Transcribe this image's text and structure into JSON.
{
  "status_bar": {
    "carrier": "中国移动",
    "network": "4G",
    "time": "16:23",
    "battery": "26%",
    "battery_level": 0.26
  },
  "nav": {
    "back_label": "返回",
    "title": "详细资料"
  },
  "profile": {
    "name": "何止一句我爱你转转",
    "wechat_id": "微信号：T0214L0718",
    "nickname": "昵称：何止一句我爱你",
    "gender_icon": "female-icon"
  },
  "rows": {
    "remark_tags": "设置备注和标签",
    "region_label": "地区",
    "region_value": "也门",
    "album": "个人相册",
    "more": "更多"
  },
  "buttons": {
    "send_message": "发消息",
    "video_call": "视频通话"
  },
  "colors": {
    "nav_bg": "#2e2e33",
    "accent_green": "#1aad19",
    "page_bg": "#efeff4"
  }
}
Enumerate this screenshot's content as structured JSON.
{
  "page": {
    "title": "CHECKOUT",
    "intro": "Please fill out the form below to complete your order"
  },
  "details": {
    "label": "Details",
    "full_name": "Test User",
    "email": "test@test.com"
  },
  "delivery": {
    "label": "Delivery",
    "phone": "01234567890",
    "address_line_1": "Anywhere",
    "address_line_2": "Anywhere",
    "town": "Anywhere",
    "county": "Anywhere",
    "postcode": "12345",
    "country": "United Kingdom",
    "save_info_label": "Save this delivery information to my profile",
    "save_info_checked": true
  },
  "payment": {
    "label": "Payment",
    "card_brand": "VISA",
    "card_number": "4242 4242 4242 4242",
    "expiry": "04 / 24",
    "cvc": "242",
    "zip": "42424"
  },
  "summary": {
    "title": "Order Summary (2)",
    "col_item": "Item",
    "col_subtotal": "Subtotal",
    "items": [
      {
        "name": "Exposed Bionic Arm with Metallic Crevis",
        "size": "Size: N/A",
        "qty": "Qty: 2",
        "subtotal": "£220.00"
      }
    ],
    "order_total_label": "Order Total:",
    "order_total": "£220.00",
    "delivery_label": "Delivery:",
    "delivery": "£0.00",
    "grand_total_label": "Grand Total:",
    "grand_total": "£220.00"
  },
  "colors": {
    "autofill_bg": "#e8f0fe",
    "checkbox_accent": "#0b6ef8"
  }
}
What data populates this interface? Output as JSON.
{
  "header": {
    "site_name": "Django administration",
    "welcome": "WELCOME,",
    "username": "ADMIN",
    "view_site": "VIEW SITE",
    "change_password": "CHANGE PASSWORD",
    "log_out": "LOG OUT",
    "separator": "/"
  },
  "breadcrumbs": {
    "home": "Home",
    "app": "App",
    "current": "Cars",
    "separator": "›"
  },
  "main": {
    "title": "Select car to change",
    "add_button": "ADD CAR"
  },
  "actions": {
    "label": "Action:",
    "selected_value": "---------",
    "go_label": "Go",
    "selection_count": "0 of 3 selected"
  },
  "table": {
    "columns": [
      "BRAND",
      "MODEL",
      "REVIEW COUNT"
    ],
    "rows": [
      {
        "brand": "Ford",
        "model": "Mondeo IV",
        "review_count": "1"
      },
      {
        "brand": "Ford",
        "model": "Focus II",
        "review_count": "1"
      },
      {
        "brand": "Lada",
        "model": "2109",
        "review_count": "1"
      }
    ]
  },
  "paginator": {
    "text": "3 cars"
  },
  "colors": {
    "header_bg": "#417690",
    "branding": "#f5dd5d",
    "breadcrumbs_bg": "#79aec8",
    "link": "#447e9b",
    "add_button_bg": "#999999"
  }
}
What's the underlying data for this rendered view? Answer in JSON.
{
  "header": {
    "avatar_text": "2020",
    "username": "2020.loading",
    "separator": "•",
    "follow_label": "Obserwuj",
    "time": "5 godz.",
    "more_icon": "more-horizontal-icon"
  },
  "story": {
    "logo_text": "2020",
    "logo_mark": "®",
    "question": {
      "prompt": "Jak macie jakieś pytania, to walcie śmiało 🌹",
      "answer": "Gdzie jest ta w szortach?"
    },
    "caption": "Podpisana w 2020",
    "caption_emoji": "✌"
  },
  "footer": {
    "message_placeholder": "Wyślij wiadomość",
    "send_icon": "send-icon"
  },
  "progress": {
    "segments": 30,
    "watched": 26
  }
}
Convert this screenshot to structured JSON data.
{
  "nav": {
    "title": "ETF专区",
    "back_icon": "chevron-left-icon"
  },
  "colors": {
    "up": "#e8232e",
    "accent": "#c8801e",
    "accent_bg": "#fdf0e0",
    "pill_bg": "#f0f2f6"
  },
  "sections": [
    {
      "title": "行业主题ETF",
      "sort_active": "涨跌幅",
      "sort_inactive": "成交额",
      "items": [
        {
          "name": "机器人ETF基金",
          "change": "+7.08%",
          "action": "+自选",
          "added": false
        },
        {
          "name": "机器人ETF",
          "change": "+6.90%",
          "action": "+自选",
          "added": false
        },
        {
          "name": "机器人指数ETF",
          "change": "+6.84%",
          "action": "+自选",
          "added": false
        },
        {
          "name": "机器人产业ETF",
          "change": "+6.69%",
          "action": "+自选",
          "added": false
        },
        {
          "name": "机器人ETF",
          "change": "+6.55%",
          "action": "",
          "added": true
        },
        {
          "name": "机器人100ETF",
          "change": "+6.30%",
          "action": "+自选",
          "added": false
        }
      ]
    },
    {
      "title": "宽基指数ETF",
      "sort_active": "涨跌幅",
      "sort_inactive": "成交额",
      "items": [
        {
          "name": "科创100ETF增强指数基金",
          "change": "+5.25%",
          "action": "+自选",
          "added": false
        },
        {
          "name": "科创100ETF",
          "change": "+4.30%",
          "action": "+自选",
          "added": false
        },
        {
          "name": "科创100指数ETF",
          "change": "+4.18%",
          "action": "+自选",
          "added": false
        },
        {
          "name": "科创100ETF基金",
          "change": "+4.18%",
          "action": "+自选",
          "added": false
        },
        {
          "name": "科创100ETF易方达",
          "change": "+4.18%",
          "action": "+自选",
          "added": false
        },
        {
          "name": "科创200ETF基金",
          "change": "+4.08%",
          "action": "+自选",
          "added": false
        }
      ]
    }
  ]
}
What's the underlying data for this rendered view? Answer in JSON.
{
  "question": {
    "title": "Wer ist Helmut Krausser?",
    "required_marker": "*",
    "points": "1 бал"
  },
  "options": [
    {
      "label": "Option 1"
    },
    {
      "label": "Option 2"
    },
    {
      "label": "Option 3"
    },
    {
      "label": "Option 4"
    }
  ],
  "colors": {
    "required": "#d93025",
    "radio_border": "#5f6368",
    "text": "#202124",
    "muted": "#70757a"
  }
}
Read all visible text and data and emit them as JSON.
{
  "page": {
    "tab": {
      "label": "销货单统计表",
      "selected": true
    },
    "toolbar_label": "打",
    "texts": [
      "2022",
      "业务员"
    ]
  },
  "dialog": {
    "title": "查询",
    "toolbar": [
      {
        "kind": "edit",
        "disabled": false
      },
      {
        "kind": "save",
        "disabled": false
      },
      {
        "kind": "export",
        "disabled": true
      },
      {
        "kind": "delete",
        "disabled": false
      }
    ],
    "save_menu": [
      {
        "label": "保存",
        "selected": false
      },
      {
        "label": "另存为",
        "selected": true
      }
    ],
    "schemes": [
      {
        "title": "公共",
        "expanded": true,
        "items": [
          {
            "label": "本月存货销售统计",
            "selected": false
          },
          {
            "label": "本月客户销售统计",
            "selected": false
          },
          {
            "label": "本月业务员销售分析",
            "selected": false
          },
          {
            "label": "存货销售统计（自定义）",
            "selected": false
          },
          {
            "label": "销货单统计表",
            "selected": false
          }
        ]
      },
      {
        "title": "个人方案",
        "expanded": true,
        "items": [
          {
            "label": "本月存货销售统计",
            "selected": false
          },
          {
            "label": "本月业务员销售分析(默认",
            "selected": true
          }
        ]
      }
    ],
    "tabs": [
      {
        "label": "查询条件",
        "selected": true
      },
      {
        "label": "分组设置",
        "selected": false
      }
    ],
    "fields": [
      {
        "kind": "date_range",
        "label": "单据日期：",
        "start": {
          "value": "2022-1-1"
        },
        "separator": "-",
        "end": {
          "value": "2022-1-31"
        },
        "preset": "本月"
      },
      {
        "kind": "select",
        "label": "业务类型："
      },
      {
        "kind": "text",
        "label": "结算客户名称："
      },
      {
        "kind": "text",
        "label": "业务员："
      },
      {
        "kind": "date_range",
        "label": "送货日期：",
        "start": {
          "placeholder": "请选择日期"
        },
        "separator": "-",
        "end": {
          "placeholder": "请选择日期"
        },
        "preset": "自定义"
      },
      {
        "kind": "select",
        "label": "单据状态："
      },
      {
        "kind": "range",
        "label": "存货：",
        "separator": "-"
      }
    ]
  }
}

------------------------------------------------

Find the lines containing "data" and list every one of them.

EXERCISE RESULT:
What data populates this interface? Output as JSON.
What's the underlying data for this rendered view? Answer in JSON.
Convert this screenshot to structured JSON data.
What's the underlying data for this rendered view? Answer in JSON.
Read all visible text and data and emit them as JSON.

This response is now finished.